[Entries from a dataset]
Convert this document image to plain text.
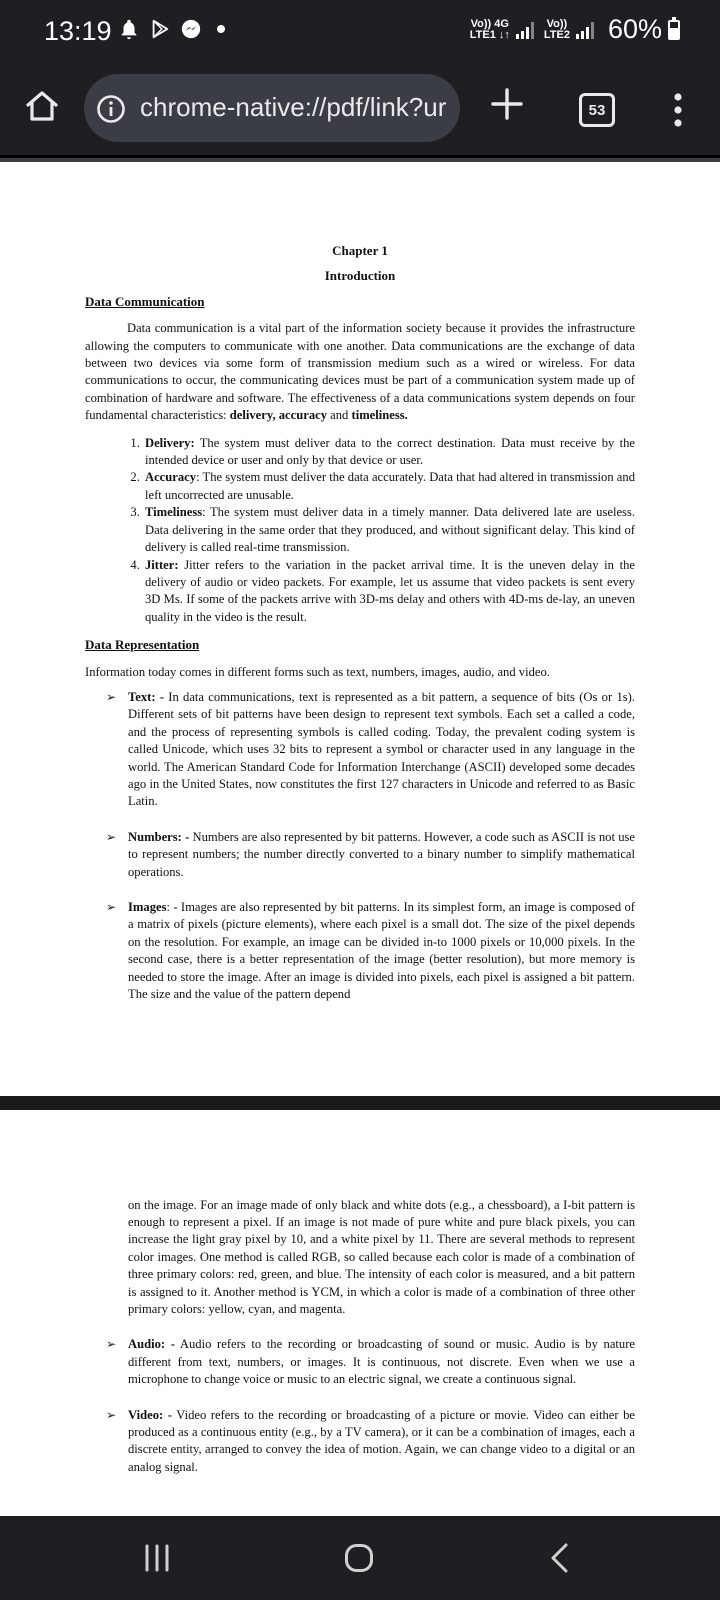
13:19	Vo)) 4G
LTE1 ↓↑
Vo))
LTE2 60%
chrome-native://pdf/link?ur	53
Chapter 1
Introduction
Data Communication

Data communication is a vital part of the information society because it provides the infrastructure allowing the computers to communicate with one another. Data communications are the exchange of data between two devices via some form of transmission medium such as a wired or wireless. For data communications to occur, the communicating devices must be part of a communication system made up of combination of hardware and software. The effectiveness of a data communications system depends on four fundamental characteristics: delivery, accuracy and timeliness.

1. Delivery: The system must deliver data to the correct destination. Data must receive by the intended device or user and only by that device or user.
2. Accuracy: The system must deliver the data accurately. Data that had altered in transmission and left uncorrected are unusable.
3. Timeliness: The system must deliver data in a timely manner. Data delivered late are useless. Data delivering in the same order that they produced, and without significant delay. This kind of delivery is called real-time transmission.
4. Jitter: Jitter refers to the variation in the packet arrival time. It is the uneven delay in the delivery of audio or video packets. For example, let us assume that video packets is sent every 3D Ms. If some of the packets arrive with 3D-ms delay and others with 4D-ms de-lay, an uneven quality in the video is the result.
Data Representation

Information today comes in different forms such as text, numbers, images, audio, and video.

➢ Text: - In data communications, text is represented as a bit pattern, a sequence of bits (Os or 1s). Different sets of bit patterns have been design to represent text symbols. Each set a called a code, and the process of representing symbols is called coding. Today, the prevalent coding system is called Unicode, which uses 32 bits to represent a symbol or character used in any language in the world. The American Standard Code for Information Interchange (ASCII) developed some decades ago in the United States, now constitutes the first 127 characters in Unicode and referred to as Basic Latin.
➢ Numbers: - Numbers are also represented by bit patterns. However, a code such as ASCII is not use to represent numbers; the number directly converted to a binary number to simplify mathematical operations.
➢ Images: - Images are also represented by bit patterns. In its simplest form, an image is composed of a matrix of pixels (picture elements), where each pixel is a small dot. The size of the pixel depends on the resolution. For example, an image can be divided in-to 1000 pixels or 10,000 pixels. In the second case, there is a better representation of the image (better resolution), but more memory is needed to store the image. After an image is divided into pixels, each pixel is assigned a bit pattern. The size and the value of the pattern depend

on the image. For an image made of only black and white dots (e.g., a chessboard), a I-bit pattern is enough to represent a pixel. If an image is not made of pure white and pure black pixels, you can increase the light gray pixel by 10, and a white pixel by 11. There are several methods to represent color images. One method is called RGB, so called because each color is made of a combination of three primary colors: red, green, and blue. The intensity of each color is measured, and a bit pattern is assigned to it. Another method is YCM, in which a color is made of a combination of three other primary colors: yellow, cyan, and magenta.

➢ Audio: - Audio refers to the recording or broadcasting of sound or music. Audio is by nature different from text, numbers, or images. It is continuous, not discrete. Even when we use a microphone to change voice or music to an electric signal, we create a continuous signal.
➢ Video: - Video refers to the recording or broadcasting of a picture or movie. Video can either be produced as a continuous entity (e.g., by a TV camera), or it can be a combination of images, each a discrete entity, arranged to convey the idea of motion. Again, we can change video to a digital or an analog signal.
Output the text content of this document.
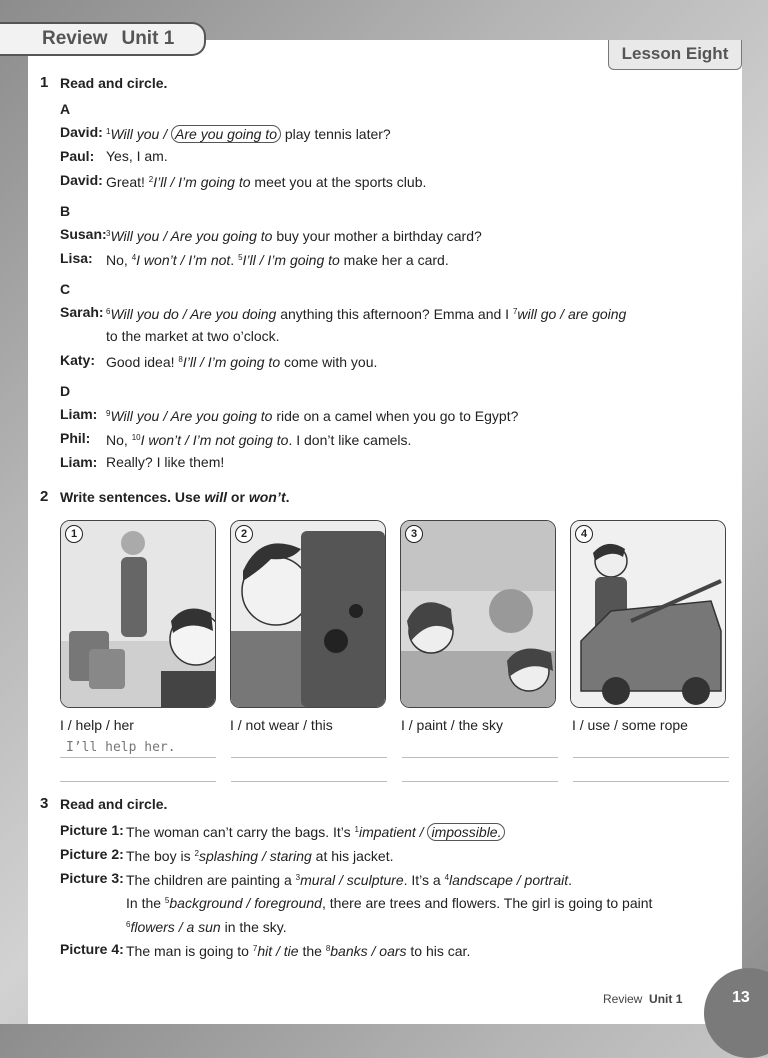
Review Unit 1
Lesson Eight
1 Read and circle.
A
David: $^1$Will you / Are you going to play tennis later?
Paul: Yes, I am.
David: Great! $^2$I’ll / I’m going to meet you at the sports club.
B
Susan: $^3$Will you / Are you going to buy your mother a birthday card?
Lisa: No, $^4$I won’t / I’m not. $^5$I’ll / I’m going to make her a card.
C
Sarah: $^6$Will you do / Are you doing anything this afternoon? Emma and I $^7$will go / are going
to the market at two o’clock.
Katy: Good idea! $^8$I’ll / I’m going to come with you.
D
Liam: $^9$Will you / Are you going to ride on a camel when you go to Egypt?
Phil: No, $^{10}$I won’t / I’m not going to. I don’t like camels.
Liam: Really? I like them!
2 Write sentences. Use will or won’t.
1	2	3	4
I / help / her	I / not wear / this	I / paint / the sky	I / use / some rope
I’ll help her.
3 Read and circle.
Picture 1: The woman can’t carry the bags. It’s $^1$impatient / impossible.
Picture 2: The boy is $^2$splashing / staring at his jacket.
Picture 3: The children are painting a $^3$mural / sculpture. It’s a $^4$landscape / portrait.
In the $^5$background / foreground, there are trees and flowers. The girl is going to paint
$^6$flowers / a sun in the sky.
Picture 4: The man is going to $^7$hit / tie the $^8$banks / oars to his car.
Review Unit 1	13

Directions for this task ::
Skip the images and write out the rest of the listing exactly.

Output of the task ::
Convert this document image to plain text.
13:19	Vo)) 4G
LTE1 ↓↑
Vo))
LTE2 60%
chrome-native://pdf/link?ur	53
Chapter 1
Introduction
Data Communication

Data communication is a vital part of the information society because it provides the infrastructure allowing the computers to communicate with one another. Data communications are the exchange of data between two devices via some form of transmission medium such as a wired or wireless. For data communications to occur, the communicating devices must be part of a communication system made up of combination of hardware and software. The effectiveness of a data communications system depends on four fundamental characteristics: delivery, accuracy and timeliness.

1. Delivery: The system must deliver data to the correct destination. Data must receive by the intended device or user and only by that device or user.
2. Accuracy: The system must deliver the data accurately. Data that had altered in transmission and left uncorrected are unusable.
3. Timeliness: The system must deliver data in a timely manner. Data delivered late are useless. Data delivering in the same order that they produced, and without significant delay. This kind of delivery is called real-time transmission.
4. Jitter: Jitter refers to the variation in the packet arrival time. It is the uneven delay in the delivery of audio or video packets. For example, let us assume that video packets is sent every 3D Ms. If some of the packets arrive with 3D-ms delay and others with 4D-ms de-lay, an uneven quality in the video is the result.
Data Representation

Information today comes in different forms such as text, numbers, images, audio, and video.

➢ Text: - In data communications, text is represented as a bit pattern, a sequence of bits (Os or 1s). Different sets of bit patterns have been design to represent text symbols. Each set a called a code, and the process of representing symbols is called coding. Today, the prevalent coding system is called Unicode, which uses 32 bits to represent a symbol or character used in any language in the world. The American Standard Code for Information Interchange (ASCII) developed some decades ago in the United States, now constitutes the first 127 characters in Unicode and referred to as Basic Latin.
➢ Numbers: - Numbers are also represented by bit patterns. However, a code such as ASCII is not use to represent numbers; the number directly converted to a binary number to simplify mathematical operations.
➢ Images: - Images are also represented by bit patterns. In its simplest form, an image is composed of a matrix of pixels (picture elements), where each pixel is a small dot. The size of the pixel depends on the resolution. For example, an image can be divided in-to 1000 pixels or 10,000 pixels. In the second case, there is a better representation of the image (better resolution), but more memory is needed to store the image. After an image is divided into pixels, each pixel is assigned a bit pattern. The size and the value of the pattern depend

on the image. For an image made of only black and white dots (e.g., a chessboard), a I-bit pattern is enough to represent a pixel. If an image is not made of pure white and pure black pixels, you can increase the light gray pixel by 10, and a white pixel by 11. There are several methods to represent color images. One method is called RGB, so called because each color is made of a combination of three primary colors: red, green, and blue. The intensity of each color is measured, and a bit pattern is assigned to it. Another method is YCM, in which a color is made of a combination of three other primary colors: yellow, cyan, and magenta.

➢ Audio: - Audio refers to the recording or broadcasting of sound or music. Audio is by nature different from text, numbers, or images. It is continuous, not discrete. Even when we use a microphone to change voice or music to an electric signal, we create a continuous signal.
➢ Video: - Video refers to the recording or broadcasting of a picture or movie. Video can either be produced as a continuous entity (e.g., by a TV camera), or it can be a combination of images, each a discrete entity, arranged to convey the idea of motion. Again, we can change video to a digital or an analog signal.
Output the text content of this document.
Review Unit 1
Lesson Eight
1 Read and circle.
A
David: $^1$Will you / Are you going to play tennis later?
Paul: Yes, I am.
David: Great! $^2$I’ll / I’m going to meet you at the sports club.
B
Susan: $^3$Will you / Are you going to buy your mother a birthday card?
Lisa: No, $^4$I won’t / I’m not. $^5$I’ll / I’m going to make her a card.
C
Sarah: $^6$Will you do / Are you doing anything this afternoon? Emma and I $^7$will go / are going
to the market at two o’clock.
Katy: Good idea! $^8$I’ll / I’m going to come with you.
D
Liam: $^9$Will you / Are you going to ride on a camel when you go to Egypt?
Phil: No, $^{10}$I won’t / I’m not going to. I don’t like camels.
Liam: Really? I like them!
2 Write sentences. Use will or won’t.
1	2	3	4
I / help / her	I / not wear / this	I / paint / the sky	I / use / some rope
I’ll help her.
3 Read and circle.
Picture 1: The woman can’t carry the bags. It’s $^1$impatient / impossible.
Picture 2: The boy is $^2$splashing / staring at his jacket.
Picture 3: The children are painting a $^3$mural / sculpture. It’s a $^4$landscape / portrait.
In the $^5$background / foreground, there are trees and flowers. The girl is going to paint
$^6$flowers / a sun in the sky.
Picture 4: The man is going to $^7$hit / tie the $^8$banks / oars to his car.
Review Unit 1	13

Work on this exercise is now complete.